#### [Problem]
Pick out and copy every line below that has the word "Vorteilsprogramm".

#### [Data records]
[Begin]

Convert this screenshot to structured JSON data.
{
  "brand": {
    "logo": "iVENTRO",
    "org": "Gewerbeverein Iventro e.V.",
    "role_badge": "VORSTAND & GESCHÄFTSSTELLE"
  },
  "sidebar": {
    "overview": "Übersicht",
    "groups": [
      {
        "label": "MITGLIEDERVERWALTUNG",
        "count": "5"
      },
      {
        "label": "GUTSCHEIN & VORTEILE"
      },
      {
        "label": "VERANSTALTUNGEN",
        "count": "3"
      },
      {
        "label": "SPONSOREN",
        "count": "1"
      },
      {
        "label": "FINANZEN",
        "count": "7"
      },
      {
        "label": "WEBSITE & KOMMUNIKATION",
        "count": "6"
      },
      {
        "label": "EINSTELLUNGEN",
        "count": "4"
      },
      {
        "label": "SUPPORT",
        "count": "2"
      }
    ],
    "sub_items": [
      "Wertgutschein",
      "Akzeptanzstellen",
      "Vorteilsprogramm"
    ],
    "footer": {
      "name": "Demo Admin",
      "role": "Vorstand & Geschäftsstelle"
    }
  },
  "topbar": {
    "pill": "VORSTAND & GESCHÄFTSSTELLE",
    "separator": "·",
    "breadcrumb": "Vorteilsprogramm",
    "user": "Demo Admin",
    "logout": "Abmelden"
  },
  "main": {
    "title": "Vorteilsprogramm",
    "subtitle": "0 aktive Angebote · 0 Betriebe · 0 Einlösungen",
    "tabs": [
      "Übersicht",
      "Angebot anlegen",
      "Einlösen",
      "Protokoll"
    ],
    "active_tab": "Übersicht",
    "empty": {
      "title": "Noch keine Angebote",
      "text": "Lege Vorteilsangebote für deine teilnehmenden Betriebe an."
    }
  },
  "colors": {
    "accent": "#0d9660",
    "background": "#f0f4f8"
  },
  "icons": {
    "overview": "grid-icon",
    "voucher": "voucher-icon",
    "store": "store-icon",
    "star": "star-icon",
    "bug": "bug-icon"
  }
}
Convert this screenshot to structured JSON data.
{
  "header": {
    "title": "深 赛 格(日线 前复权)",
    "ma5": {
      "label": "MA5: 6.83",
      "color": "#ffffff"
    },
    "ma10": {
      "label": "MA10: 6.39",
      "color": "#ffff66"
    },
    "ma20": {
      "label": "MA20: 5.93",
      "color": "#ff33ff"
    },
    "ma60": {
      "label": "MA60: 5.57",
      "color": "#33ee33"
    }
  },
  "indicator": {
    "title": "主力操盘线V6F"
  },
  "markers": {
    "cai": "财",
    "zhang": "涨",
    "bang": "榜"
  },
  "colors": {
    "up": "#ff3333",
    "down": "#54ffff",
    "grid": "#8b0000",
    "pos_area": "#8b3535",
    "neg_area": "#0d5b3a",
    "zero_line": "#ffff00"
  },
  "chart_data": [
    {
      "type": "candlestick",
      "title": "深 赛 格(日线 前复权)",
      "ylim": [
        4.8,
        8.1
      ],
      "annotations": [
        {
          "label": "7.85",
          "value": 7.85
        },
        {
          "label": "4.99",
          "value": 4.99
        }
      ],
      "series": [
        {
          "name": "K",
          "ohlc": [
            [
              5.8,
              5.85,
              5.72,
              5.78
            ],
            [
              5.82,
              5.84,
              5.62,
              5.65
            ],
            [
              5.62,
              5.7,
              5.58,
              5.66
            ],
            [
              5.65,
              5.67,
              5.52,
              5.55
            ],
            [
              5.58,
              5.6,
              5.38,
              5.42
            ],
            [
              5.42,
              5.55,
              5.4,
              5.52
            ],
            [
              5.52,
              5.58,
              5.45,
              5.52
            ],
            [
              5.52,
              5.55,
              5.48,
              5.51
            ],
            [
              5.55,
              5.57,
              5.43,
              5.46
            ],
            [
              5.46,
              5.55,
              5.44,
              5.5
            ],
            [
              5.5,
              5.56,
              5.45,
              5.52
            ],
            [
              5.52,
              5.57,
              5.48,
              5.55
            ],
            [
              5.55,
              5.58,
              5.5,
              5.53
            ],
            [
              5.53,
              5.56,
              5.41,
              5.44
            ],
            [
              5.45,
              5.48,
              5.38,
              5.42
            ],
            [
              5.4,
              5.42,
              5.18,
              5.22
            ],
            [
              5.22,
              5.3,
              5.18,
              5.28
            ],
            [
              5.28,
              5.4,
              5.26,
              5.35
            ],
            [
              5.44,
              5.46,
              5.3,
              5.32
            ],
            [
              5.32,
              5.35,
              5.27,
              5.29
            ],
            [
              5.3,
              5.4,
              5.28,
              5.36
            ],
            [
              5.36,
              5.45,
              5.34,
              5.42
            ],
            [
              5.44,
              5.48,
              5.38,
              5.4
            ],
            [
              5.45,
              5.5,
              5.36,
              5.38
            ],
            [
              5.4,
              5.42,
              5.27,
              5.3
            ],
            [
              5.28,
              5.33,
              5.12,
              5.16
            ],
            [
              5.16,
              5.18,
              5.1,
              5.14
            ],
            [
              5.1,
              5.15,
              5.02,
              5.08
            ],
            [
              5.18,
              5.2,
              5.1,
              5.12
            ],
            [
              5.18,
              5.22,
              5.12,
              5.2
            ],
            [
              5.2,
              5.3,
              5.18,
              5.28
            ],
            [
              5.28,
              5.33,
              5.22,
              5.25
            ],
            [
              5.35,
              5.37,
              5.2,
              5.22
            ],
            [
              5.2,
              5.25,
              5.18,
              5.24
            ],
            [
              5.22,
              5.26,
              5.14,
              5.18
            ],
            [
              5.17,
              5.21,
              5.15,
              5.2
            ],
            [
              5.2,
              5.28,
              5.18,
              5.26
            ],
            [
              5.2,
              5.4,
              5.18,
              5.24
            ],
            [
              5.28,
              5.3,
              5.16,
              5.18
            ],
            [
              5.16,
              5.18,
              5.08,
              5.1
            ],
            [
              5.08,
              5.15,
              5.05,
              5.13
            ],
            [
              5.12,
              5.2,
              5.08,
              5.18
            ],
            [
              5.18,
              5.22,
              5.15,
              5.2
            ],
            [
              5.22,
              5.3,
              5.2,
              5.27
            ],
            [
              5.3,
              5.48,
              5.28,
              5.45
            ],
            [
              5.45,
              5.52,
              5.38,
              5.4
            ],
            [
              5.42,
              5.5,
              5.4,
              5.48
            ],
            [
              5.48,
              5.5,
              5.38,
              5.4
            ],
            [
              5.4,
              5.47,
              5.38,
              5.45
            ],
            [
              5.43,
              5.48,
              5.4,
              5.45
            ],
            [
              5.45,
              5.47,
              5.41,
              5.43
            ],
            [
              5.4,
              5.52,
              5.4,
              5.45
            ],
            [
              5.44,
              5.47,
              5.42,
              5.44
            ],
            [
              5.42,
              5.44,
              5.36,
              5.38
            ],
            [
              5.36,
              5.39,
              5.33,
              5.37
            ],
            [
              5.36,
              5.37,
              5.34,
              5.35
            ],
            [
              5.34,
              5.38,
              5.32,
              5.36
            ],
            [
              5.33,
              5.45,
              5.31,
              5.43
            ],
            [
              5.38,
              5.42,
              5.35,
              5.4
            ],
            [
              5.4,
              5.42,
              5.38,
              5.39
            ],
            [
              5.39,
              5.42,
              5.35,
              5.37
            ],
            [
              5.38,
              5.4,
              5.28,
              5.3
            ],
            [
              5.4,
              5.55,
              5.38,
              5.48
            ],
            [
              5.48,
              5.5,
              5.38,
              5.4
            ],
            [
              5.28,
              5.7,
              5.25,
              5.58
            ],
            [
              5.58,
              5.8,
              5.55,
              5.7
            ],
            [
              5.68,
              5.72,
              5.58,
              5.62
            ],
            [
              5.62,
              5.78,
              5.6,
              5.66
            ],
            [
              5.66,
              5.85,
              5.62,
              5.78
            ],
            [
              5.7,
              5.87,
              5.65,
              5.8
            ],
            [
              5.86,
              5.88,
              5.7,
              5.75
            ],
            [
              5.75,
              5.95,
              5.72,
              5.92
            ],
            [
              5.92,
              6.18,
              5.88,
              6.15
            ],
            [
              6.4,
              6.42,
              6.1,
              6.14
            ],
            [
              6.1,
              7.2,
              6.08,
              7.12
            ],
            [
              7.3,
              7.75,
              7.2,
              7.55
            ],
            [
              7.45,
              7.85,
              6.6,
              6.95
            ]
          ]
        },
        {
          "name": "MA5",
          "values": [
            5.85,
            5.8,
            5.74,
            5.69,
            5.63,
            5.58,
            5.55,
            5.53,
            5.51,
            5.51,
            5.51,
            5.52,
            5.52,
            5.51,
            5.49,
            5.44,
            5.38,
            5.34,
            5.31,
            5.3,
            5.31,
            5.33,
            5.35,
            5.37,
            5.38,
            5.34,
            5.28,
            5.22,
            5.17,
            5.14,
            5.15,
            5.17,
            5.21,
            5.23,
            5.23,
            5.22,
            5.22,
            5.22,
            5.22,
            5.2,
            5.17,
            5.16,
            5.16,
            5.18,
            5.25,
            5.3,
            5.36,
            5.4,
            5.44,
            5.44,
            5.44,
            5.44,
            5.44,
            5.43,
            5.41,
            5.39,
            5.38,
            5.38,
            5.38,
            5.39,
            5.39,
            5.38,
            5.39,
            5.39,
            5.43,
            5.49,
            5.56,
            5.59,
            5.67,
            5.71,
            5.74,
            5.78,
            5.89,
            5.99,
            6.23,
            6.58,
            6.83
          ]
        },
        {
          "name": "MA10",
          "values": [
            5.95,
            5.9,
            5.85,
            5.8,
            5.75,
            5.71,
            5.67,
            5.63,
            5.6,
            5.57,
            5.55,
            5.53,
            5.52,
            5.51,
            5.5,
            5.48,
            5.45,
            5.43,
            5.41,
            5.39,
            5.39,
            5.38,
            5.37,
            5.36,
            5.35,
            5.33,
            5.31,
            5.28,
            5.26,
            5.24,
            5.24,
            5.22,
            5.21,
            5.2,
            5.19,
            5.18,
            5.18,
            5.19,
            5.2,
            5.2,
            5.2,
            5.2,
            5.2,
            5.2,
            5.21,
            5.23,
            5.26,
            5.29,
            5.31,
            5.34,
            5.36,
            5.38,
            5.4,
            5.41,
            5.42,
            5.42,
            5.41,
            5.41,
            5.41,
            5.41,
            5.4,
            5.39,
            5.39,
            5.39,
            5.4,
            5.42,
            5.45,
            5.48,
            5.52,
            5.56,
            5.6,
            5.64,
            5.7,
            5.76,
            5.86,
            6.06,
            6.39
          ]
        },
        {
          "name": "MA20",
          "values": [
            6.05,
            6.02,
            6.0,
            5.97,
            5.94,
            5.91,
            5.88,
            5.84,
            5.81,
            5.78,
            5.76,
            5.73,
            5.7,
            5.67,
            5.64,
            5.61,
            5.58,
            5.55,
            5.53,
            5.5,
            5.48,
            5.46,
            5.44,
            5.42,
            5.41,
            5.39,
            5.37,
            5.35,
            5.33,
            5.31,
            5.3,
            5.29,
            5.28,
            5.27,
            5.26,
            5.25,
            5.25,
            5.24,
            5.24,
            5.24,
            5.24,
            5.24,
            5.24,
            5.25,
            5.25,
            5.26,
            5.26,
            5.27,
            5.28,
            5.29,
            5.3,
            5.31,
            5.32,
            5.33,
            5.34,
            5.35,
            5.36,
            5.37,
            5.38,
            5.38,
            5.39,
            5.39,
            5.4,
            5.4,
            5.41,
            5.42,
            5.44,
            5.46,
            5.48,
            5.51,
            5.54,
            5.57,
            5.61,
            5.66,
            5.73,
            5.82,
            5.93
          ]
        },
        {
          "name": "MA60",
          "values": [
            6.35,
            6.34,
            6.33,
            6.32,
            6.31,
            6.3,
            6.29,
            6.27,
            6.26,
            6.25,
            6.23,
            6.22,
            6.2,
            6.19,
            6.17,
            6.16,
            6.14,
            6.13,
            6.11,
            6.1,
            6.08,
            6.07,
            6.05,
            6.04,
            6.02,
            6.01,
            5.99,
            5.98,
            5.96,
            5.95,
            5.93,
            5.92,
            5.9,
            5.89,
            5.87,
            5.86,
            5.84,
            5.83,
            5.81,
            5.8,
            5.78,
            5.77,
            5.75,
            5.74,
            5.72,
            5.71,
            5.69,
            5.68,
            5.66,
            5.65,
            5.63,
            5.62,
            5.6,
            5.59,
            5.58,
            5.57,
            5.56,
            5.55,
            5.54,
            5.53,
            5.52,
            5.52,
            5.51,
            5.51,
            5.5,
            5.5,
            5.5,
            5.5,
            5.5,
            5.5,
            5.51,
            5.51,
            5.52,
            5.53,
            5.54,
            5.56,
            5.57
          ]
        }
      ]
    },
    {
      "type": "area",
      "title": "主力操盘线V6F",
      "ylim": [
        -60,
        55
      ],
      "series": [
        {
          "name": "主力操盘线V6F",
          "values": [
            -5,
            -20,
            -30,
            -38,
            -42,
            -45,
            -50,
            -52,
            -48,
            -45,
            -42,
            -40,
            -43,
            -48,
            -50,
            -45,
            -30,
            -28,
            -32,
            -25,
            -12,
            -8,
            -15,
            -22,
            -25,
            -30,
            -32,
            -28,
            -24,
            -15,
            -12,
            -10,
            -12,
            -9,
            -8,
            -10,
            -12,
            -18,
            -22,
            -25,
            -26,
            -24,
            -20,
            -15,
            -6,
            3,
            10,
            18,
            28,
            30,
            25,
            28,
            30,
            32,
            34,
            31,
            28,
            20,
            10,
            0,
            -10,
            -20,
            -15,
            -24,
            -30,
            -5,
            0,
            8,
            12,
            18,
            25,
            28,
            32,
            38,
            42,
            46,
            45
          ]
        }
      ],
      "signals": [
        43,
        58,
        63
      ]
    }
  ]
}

[End]

#### [Correct output]
      "Vorteilsprogramm"
    "breadcrumb": "Vorteilsprogramm",
    "title": "Vorteilsprogramm",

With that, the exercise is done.